§ Written instruction
Repeat the material below exactly, line for line.

§ Records for the exercise
════════════════════

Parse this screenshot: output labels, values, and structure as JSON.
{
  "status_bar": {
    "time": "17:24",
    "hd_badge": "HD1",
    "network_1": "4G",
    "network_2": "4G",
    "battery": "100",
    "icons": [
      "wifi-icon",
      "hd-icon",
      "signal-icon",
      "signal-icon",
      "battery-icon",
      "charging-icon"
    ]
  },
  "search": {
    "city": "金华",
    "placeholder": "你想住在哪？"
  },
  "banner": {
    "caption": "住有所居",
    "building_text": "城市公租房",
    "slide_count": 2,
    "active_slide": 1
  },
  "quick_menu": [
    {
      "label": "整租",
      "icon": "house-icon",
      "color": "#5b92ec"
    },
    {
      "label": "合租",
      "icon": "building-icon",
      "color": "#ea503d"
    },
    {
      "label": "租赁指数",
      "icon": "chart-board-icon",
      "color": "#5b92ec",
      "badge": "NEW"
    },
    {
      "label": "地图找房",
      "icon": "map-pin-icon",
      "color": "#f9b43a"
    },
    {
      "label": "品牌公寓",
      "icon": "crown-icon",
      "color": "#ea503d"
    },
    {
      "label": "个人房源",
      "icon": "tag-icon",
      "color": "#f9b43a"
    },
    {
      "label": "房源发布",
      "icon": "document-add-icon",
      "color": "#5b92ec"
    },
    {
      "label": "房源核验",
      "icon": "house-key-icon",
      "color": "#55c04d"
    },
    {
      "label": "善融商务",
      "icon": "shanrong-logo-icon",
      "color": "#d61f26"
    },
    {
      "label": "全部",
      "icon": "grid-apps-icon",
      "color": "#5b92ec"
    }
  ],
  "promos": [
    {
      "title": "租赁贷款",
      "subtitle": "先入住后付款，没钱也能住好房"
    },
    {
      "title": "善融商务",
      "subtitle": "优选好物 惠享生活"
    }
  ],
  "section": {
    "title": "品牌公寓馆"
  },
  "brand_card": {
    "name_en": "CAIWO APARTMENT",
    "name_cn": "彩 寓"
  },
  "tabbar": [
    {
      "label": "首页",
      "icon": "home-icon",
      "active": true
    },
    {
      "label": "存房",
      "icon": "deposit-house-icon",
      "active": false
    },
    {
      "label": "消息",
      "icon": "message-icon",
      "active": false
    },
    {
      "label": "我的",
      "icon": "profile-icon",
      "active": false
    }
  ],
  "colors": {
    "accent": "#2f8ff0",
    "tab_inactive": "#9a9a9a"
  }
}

════════════════════

§ Output of the task
Parse this screenshot: output labels, values, and structure as JSON.
{
  "status_bar": {
    "time": "17:24",
    "hd_badge": "HD1",
    "network_1": "4G",
    "network_2": "4G",
    "battery": "100",
    "icons": [
      "wifi-icon",
      "hd-icon",
      "signal-icon",
      "signal-icon",
      "battery-icon",
      "charging-icon"
    ]
  },
  "search": {
    "city": "金华",
    "placeholder": "你想住在哪？"
  },
  "banner": {
    "caption": "住有所居",
    "building_text": "城市公租房",
    "slide_count": 2,
    "active_slide": 1
  },
  "quick_menu": [
    {
      "label": "整租",
      "icon": "house-icon",
      "color": "#5b92ec"
    },
    {
      "label": "合租",
      "icon": "building-icon",
      "color": "#ea503d"
    },
    {
      "label": "租赁指数",
      "icon": "chart-board-icon",
      "color": "#5b92ec",
      "badge": "NEW"
    },
    {
      "label": "地图找房",
      "icon": "map-pin-icon",
      "color": "#f9b43a"
    },
    {
      "label": "品牌公寓",
      "icon": "crown-icon",
      "color": "#ea503d"
    },
    {
      "label": "个人房源",
      "icon": "tag-icon",
      "color": "#f9b43a"
    },
    {
      "label": "房源发布",
      "icon": "document-add-icon",
      "color": "#5b92ec"
    },
    {
      "label": "房源核验",
      "icon": "house-key-icon",
      "color": "#55c04d"
    },
    {
      "label": "善融商务",
      "icon": "shanrong-logo-icon",
      "color": "#d61f26"
    },
    {
      "label": "全部",
      "icon": "grid-apps-icon",
      "color": "#5b92ec"
    }
  ],
  "promos": [
    {
      "title": "租赁贷款",
      "subtitle": "先入住后付款，没钱也能住好房"
    },
    {
      "title": "善融商务",
      "subtitle": "优选好物 惠享生活"
    }
  ],
  "section": {
    "title": "品牌公寓馆"
  },
  "brand_card": {
    "name_en": "CAIWO APARTMENT",
    "name_cn": "彩 寓"
  },
  "tabbar": [
    {
      "label": "首页",
      "icon": "home-icon",
      "active": true
    },
    {
      "label": "存房",
      "icon": "deposit-house-icon",
      "active": false
    },
    {
      "label": "消息",
      "icon": "message-icon",
      "active": false
    },
    {
      "label": "我的",
      "icon": "profile-icon",
      "active": false
    }
  ],
  "colors": {
    "accent": "#2f8ff0",
    "tab_inactive": "#9a9a9a"
  }
}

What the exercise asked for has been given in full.